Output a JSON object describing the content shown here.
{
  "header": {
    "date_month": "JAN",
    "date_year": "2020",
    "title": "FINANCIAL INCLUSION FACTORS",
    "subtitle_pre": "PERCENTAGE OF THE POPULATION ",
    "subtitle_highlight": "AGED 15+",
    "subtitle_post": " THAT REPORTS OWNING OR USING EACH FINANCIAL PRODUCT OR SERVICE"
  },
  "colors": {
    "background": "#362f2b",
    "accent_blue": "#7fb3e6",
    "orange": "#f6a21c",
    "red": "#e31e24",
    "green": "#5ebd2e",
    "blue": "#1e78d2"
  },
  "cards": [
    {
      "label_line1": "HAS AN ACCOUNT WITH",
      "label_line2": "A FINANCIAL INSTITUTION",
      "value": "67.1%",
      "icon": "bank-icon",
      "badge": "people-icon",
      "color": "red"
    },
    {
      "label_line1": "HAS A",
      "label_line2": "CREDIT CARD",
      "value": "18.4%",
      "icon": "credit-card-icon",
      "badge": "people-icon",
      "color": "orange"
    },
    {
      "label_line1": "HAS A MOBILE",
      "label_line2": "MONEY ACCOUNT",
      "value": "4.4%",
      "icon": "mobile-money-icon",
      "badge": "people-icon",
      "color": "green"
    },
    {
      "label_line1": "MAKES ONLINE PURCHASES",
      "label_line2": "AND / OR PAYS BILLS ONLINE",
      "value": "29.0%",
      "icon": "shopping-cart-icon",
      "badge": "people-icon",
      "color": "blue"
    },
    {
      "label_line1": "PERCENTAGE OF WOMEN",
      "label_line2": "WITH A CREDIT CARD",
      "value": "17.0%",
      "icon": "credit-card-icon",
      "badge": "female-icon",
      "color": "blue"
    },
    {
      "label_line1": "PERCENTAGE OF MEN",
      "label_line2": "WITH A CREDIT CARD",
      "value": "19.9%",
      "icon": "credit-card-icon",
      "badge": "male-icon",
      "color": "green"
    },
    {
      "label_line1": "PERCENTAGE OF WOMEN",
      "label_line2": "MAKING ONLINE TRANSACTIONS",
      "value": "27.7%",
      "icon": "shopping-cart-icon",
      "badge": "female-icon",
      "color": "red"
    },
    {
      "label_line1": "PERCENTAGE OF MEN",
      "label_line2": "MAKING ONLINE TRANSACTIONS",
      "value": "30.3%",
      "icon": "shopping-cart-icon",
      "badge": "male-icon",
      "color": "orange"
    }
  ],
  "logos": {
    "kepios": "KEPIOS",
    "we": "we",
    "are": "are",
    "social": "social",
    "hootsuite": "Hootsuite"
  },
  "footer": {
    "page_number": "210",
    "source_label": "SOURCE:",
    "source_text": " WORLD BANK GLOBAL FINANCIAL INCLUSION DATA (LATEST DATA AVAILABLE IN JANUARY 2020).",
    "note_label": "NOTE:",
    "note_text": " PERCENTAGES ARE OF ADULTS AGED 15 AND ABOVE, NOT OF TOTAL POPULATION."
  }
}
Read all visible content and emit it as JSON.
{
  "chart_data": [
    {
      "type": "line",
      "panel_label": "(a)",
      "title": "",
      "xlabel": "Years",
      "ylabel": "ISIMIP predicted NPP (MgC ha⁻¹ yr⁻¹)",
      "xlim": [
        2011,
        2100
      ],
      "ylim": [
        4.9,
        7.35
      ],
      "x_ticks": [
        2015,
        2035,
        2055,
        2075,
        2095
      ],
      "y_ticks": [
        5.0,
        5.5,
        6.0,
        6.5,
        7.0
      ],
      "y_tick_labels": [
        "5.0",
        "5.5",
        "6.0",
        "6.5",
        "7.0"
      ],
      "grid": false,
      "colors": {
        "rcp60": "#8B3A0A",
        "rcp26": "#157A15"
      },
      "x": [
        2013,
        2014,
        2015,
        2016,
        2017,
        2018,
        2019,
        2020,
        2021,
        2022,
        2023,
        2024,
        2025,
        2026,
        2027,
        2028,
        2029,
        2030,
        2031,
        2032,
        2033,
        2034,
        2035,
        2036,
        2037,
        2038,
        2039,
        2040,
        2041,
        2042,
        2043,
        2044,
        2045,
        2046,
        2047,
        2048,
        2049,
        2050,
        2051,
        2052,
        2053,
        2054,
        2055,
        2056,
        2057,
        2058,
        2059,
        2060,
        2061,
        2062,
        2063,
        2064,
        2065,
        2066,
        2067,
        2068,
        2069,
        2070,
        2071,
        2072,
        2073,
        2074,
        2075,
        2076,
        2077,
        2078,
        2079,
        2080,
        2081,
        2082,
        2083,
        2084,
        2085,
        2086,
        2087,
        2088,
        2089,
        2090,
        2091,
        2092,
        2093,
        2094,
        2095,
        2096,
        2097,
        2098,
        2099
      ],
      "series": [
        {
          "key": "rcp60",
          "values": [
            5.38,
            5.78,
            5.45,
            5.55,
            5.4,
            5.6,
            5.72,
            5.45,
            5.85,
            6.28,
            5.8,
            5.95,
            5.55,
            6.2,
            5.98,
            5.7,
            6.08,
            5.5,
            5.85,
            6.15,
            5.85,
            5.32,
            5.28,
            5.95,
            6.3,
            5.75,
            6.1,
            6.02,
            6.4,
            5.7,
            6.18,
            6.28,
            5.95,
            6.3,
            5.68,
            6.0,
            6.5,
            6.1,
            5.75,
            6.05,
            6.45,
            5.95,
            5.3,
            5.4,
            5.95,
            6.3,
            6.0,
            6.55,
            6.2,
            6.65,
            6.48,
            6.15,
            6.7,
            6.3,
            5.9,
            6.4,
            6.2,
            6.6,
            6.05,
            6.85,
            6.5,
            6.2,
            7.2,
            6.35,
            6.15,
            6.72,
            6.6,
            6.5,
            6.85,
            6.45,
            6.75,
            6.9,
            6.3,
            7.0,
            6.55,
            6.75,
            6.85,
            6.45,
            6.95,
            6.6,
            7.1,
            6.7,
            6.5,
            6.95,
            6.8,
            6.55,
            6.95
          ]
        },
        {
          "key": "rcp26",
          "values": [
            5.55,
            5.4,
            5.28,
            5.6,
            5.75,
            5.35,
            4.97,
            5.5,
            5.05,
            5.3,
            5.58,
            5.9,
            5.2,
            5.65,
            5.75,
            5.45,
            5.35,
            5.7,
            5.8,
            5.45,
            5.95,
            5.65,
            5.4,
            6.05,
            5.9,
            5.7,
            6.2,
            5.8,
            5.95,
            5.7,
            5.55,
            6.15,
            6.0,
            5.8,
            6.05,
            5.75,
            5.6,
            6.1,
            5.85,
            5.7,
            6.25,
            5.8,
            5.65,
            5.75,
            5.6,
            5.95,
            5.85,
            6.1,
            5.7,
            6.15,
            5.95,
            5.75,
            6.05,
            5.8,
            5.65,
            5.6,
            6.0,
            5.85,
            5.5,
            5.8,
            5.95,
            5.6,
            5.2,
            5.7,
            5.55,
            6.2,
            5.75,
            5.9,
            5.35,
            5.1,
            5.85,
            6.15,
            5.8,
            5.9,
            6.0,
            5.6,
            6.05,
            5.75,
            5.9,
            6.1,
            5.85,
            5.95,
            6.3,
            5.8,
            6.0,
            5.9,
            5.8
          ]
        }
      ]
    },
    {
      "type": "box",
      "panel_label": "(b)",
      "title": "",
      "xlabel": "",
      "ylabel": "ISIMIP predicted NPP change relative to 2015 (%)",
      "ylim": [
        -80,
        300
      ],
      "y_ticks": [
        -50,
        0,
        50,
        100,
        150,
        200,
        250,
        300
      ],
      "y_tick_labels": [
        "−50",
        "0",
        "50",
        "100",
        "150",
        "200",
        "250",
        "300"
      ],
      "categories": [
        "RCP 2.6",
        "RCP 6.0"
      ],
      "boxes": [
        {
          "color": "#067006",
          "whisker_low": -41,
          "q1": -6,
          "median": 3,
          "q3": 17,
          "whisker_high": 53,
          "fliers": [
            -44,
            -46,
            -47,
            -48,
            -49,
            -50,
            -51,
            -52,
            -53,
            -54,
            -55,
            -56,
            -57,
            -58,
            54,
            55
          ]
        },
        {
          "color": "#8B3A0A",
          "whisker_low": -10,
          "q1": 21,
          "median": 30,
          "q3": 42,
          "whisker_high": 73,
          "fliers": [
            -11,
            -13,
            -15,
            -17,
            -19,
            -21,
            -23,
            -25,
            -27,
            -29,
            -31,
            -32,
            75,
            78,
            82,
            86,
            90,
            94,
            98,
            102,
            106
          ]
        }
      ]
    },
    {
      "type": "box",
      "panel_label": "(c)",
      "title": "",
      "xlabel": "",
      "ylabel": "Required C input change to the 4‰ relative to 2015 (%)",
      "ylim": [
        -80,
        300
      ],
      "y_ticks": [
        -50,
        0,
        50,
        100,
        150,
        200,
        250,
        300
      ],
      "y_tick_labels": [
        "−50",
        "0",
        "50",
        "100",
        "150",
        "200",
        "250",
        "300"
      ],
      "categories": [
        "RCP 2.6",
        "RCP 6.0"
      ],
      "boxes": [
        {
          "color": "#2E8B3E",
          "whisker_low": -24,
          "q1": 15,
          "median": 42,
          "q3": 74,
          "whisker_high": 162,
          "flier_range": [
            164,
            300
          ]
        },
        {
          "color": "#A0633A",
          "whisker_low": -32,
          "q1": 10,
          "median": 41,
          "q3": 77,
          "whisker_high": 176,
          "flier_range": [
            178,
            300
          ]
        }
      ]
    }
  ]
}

■ CHALLENGE:
Which lines above hold the word "predicted"? Copy each of them.

■ SOLUTION:
      "ylabel": "ISIMIP predicted NPP (MgC ha⁻¹ yr⁻¹)",
      "ylabel": "ISIMIP predicted NPP change relative to 2015 (%)",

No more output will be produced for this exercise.